- Your objective
Pull out each line of the records holding the string "Estimated".

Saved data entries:
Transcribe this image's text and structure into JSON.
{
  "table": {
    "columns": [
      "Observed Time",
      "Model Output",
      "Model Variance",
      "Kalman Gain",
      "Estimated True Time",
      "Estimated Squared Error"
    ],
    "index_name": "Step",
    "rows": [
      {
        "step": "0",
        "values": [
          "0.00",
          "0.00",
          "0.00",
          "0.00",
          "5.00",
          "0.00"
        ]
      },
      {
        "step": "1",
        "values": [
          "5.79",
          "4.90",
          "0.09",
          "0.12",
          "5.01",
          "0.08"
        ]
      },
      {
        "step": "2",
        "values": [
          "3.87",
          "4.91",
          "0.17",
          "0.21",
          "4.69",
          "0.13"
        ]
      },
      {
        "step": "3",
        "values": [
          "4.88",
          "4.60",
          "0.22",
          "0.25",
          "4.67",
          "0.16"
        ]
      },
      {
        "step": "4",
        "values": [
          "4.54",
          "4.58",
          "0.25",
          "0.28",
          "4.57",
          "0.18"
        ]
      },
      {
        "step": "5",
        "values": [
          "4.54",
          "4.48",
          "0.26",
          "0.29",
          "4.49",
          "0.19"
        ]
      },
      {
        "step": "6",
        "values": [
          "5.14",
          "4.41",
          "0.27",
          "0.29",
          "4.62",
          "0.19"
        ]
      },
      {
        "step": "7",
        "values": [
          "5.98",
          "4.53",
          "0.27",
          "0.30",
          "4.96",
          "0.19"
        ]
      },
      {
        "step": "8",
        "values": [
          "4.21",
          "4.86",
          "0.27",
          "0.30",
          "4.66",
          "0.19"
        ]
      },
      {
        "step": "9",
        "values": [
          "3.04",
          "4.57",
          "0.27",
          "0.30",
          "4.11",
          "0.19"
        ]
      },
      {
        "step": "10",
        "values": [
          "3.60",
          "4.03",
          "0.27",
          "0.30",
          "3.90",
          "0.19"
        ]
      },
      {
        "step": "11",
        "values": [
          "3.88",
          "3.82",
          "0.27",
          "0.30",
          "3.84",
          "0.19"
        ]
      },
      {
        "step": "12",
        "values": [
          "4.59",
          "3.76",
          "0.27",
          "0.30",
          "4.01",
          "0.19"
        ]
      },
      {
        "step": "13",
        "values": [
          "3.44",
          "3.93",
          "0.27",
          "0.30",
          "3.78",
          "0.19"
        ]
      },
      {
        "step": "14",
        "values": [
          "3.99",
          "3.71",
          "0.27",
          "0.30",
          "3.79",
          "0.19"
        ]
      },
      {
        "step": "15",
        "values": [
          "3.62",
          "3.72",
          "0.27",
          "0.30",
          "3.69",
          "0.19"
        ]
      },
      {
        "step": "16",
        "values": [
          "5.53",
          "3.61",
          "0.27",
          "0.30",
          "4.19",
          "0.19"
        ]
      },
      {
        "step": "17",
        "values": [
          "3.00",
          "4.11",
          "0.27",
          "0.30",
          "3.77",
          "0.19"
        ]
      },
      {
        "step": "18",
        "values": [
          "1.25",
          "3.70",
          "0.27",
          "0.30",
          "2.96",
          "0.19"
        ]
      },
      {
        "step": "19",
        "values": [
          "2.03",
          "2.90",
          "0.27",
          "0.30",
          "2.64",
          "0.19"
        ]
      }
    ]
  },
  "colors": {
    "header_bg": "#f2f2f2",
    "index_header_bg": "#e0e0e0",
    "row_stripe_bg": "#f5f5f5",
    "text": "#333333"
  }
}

- Solved problem
      "Estimated True Time",
      "Estimated Squared Error"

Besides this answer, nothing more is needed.